--- Material ---
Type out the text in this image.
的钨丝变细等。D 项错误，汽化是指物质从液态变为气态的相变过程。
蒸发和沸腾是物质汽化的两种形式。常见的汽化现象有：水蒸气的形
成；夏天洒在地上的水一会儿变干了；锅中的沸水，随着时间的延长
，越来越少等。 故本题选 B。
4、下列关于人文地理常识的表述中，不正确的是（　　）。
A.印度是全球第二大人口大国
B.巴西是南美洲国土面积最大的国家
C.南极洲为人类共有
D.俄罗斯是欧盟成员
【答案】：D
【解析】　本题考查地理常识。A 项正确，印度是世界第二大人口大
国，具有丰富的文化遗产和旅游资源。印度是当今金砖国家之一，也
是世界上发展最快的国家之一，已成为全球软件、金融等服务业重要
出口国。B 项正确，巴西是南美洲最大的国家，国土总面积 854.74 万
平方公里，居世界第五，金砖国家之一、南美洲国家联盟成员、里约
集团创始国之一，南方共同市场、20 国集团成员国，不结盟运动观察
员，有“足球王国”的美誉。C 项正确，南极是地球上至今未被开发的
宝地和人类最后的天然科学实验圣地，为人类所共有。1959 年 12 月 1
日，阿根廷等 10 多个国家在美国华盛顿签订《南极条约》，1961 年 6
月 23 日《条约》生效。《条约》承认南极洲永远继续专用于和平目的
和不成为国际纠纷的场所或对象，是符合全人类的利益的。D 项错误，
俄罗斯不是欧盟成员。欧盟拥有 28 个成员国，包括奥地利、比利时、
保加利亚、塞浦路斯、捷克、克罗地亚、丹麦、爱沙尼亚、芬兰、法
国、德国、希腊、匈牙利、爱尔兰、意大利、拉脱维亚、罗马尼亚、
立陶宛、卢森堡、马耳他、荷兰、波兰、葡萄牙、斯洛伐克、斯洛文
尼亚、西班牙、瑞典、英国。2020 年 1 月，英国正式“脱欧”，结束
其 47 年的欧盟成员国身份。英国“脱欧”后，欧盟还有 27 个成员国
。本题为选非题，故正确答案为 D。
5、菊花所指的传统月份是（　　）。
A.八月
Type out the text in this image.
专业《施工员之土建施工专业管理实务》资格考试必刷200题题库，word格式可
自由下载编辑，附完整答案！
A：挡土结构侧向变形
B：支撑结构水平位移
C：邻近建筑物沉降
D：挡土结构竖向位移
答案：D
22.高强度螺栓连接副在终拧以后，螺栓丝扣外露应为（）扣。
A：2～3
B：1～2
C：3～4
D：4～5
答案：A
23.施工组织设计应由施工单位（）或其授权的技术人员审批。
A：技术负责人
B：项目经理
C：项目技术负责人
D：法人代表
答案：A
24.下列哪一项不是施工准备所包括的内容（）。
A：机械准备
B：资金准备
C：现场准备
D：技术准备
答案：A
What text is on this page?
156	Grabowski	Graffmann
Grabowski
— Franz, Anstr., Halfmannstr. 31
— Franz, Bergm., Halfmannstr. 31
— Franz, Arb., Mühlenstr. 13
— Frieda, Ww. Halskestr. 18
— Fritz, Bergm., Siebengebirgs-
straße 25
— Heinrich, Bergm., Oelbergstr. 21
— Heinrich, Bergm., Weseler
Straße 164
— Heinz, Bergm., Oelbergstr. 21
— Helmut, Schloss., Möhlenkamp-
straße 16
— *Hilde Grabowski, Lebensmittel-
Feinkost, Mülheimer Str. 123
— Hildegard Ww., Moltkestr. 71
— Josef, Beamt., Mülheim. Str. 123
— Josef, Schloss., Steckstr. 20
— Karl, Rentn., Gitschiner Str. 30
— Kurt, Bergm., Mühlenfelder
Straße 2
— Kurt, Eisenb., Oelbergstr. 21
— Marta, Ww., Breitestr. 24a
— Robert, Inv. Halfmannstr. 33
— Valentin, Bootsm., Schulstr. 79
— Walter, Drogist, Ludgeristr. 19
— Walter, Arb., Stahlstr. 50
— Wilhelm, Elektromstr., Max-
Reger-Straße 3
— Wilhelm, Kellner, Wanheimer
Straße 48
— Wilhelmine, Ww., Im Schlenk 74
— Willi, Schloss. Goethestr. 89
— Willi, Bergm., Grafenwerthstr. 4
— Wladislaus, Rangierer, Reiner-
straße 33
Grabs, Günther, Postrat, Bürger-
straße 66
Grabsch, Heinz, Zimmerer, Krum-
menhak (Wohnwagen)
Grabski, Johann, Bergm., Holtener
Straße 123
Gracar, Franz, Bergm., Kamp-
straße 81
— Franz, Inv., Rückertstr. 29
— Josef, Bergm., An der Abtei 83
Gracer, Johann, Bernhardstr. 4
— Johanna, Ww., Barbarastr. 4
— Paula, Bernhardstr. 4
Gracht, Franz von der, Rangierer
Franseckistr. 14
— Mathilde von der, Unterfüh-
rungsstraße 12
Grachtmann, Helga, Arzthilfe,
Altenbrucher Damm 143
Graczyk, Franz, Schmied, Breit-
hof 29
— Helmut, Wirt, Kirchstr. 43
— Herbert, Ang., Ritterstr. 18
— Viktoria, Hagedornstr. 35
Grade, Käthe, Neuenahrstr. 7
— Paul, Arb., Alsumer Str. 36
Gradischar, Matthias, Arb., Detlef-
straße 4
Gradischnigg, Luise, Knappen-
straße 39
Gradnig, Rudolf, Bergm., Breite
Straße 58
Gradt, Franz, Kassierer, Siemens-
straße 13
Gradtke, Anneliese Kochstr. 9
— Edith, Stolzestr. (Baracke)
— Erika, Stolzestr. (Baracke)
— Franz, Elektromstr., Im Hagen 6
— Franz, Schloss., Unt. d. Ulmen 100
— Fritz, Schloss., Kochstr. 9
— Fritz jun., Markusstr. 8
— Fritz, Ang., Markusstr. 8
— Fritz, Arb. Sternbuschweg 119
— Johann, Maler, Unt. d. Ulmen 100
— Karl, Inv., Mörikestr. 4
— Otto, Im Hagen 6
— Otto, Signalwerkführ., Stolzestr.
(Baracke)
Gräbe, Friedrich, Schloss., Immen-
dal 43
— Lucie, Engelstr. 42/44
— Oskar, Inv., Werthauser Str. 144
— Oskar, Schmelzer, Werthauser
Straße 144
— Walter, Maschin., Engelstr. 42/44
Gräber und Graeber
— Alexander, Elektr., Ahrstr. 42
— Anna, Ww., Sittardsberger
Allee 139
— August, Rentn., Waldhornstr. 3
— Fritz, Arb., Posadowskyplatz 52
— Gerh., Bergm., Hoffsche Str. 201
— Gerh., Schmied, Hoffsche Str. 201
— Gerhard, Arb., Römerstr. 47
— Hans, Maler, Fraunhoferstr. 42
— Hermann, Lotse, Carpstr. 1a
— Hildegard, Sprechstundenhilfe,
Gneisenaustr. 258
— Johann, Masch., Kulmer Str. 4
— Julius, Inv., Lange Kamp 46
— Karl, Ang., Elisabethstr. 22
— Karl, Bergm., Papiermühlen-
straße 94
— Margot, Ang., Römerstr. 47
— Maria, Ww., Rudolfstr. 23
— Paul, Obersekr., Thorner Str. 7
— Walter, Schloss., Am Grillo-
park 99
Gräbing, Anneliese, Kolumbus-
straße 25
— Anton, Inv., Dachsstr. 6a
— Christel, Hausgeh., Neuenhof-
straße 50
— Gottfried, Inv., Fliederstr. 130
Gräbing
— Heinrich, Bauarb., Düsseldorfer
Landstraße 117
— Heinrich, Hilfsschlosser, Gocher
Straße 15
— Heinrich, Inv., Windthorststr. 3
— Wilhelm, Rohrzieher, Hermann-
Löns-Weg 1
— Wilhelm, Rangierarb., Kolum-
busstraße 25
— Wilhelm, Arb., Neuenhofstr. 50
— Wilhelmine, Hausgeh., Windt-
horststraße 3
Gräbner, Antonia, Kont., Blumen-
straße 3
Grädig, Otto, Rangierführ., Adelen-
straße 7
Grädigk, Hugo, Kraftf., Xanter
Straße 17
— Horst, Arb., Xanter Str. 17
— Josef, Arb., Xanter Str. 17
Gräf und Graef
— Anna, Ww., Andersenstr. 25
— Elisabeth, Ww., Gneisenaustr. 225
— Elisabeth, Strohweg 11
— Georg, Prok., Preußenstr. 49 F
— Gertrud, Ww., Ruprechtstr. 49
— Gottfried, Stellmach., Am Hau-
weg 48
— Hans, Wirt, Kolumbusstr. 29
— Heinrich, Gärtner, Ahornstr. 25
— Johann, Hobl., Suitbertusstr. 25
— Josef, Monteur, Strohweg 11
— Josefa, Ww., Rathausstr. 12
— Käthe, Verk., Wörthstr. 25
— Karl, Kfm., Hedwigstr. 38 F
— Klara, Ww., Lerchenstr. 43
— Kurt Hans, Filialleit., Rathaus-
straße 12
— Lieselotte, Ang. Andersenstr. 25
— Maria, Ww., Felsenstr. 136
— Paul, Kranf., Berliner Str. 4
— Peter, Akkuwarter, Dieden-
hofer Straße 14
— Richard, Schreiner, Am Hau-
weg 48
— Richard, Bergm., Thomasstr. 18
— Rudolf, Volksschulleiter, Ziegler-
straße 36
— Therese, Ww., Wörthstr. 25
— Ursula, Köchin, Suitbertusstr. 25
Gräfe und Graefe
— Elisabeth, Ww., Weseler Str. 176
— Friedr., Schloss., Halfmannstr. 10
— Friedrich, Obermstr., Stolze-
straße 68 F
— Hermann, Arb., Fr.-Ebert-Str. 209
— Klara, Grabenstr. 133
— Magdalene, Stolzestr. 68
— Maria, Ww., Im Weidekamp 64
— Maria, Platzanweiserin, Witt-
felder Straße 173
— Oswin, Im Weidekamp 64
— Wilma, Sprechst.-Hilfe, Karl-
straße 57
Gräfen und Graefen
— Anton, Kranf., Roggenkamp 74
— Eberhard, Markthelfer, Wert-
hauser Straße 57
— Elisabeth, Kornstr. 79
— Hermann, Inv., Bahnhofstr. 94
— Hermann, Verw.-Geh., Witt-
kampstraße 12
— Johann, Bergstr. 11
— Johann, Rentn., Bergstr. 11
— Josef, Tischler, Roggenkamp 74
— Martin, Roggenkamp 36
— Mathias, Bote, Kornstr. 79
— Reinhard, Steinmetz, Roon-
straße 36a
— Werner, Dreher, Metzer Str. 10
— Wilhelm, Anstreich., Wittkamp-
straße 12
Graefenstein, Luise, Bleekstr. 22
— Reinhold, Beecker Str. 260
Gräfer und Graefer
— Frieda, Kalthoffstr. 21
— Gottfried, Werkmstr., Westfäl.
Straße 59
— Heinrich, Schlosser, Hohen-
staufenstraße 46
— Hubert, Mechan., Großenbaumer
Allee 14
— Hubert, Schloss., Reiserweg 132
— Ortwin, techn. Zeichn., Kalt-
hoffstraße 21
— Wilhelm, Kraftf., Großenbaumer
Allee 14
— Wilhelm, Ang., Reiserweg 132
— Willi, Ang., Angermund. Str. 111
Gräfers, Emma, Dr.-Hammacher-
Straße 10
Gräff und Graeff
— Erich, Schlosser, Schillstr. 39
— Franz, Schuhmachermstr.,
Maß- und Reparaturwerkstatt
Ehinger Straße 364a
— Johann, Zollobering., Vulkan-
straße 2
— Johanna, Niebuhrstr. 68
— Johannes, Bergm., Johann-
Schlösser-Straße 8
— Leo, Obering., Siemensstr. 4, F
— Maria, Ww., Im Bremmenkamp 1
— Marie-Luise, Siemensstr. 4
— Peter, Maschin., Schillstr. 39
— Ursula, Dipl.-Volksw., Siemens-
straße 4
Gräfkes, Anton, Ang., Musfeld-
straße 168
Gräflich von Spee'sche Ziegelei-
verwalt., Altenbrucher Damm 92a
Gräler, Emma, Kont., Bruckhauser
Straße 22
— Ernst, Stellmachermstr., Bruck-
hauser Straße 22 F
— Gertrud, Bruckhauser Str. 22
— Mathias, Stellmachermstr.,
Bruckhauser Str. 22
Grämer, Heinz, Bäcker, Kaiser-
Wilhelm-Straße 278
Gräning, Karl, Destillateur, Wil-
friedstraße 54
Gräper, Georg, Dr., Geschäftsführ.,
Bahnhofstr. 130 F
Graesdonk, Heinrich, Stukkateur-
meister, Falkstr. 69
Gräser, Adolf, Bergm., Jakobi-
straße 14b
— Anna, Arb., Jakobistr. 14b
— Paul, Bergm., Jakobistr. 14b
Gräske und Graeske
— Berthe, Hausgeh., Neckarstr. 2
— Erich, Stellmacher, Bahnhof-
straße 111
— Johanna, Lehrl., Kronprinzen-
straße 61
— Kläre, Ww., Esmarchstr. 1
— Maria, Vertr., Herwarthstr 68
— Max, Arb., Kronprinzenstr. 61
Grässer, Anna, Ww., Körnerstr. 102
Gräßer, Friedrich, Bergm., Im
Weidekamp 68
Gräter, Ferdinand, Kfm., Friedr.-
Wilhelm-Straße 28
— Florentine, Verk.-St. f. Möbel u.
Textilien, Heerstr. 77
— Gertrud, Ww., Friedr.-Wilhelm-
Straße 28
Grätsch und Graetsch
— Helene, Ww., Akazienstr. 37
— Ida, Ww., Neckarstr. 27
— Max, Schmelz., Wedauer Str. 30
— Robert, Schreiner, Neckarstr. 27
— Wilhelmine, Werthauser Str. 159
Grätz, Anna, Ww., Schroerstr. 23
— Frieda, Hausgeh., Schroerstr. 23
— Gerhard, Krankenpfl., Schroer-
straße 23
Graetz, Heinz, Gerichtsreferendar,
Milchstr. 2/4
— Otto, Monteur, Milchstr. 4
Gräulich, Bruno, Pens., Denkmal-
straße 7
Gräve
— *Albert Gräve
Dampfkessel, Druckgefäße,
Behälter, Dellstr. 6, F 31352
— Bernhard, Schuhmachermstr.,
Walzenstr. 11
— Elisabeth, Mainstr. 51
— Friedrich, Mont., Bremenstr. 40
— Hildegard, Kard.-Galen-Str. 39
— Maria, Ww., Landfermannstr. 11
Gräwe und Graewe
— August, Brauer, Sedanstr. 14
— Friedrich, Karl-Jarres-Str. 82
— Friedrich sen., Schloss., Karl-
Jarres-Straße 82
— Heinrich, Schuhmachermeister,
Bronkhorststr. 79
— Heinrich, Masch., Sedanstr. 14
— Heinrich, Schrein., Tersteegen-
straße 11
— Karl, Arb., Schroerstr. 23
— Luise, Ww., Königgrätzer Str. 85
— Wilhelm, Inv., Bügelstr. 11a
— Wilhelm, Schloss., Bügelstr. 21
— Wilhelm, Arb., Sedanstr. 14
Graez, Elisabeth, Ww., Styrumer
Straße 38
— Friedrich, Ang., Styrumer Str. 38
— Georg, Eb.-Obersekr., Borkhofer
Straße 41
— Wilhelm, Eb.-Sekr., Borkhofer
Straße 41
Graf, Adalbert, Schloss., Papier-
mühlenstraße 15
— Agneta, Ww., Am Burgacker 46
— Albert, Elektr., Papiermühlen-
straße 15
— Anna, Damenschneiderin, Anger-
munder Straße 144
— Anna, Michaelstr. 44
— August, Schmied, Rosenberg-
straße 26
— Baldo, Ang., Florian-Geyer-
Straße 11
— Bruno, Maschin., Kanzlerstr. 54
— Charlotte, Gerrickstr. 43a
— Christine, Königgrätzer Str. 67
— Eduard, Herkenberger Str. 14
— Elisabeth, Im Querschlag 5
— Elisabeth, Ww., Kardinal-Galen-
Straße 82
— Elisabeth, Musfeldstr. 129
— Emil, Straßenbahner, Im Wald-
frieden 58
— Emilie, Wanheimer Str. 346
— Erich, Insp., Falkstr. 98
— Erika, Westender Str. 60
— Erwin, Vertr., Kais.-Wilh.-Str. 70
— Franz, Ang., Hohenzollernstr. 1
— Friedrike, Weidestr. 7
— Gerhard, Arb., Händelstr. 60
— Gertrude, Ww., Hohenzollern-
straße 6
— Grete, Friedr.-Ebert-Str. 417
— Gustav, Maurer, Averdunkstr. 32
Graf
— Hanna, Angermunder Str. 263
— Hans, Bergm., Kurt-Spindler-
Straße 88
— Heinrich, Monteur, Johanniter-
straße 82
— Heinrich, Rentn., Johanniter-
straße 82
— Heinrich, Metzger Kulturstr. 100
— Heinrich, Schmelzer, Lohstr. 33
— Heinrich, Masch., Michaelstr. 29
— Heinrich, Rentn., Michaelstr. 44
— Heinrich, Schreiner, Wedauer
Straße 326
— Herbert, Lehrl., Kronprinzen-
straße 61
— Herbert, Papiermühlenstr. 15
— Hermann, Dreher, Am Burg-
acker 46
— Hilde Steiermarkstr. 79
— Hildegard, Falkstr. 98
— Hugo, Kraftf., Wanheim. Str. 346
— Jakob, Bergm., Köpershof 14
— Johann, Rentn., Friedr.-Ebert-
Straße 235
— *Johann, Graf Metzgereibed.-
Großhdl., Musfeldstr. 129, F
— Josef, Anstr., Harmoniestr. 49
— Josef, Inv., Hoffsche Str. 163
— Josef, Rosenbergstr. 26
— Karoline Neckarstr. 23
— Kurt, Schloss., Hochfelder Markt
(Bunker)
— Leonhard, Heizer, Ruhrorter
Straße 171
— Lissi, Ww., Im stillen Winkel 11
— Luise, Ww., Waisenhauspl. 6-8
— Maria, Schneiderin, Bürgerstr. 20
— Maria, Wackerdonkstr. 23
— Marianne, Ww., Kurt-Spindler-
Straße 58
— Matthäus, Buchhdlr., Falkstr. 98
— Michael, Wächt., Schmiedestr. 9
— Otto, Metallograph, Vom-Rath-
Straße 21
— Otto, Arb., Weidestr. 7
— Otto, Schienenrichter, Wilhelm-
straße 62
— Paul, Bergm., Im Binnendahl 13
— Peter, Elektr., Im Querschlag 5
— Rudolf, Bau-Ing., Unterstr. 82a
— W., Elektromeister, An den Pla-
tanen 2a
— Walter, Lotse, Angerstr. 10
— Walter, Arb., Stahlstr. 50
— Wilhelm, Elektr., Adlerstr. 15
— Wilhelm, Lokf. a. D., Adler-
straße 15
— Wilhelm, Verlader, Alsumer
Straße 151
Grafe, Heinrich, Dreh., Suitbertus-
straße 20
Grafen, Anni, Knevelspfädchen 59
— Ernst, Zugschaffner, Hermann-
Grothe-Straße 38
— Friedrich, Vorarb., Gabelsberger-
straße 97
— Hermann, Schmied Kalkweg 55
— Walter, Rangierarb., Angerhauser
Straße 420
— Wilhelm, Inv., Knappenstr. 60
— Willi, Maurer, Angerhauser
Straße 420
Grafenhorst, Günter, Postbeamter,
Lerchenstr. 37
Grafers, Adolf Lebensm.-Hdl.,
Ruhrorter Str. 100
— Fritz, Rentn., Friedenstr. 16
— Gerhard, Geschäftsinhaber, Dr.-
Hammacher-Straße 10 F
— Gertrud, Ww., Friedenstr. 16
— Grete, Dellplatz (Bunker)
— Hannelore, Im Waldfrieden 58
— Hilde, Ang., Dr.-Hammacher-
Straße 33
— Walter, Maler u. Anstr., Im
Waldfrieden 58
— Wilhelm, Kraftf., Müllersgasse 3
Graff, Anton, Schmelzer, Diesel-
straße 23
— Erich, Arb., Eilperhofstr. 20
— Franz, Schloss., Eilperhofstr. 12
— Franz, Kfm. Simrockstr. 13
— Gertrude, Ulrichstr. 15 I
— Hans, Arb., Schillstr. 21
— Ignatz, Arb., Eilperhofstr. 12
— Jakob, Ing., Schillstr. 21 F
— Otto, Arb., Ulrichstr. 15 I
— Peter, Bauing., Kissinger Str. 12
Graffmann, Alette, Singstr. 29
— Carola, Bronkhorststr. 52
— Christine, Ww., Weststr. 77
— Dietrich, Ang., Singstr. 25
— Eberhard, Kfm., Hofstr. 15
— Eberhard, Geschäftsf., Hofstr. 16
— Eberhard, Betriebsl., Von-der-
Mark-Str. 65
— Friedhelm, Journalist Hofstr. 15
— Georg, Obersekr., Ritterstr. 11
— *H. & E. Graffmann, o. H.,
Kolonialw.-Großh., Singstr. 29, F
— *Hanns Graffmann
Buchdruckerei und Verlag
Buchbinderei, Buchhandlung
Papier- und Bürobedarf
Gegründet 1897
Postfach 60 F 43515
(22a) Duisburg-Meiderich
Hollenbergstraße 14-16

--- Set exercise ---
Write the number of lines containing the word "Johanniter" and nothing besides it.

--- Response for this exercise ---
2